### Job
Tell how many lines include the string "label". Answer with a single number.
◇ ◇ ◇ ◇ ◇ ◇ ◇
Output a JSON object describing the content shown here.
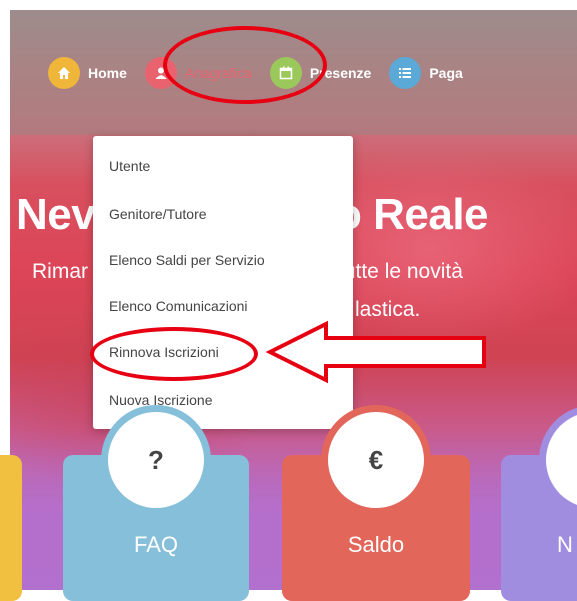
{
  "nav": {
    "items": [
      {
        "label": "Home",
        "icon": "home-icon",
        "color": "#f0b63a"
      },
      {
        "label": "Anagrafica",
        "icon": "user-icon",
        "color": "#e8636e"
      },
      {
        "label": "Presenze",
        "icon": "calendar-icon",
        "color": "#9ac85a"
      },
      {
        "label": "Paga",
        "icon": "list-icon",
        "color": "#5aa9d6"
      }
    ]
  },
  "hero": {
    "title_left": "Nev",
    "title_right": "o Reale",
    "sub1_left": "Rimar",
    "sub1_right": "tutte le novità",
    "sub2": "lastica."
  },
  "dropdown": {
    "items": [
      "Utente",
      "Genitore/Tutore",
      "Elenco Saldi per Servizio",
      "Elenco Comunicazioni",
      "Rinnova Iscrizioni",
      "Nuova Iscrizione"
    ]
  },
  "cards": [
    {
      "label": "",
      "icon": "",
      "color": "#f2c040"
    },
    {
      "label": "FAQ",
      "icon": "?",
      "color": "#86bfd9"
    },
    {
      "label": "Saldo",
      "icon": "€",
      "color": "#e2665a"
    },
    {
      "label": "N",
      "icon": "",
      "color": "#a08de0"
    }
  ],
  "annotations": {
    "ring_color": "#e60012",
    "arrow_fill": "#ffffff",
    "arrow_stroke": "#e60012"
  }
}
◇ ◇ ◇ ◇ ◇ ◇ ◇
### Task output
8